What to do —
Without including any images, repeat the data exactly.

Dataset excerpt

▽

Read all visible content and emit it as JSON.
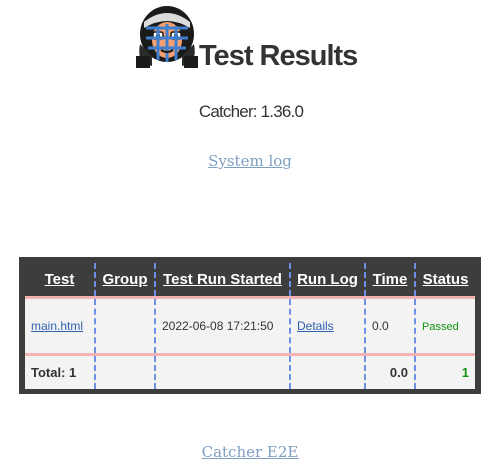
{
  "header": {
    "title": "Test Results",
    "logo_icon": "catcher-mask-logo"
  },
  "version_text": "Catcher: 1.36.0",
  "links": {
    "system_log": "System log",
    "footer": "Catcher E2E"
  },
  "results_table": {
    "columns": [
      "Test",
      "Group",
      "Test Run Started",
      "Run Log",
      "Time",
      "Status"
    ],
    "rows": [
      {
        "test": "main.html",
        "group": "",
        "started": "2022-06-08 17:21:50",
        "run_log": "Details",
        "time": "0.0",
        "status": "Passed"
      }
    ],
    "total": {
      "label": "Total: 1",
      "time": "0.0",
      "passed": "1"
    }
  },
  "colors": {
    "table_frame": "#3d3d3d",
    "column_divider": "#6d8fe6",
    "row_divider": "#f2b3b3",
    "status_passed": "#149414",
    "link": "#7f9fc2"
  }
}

△

Worked answer —
Read all visible content and emit it as JSON.
{
  "header": {
    "title": "Test Results",
    "logo_icon": "catcher-mask-logo"
  },
  "version_text": "Catcher: 1.36.0",
  "links": {
    "system_log": "System log",
    "footer": "Catcher E2E"
  },
  "results_table": {
    "columns": [
      "Test",
      "Group",
      "Test Run Started",
      "Run Log",
      "Time",
      "Status"
    ],
    "rows": [
      {
        "test": "main.html",
        "group": "",
        "started": "2022-06-08 17:21:50",
        "run_log": "Details",
        "time": "0.0",
        "status": "Passed"
      }
    ],
    "total": {
      "label": "Total: 1",
      "time": "0.0",
      "passed": "1"
    }
  },
  "colors": {
    "table_frame": "#3d3d3d",
    "column_divider": "#6d8fe6",
    "row_divider": "#f2b3b3",
    "status_passed": "#149414",
    "link": "#7f9fc2"
  }
}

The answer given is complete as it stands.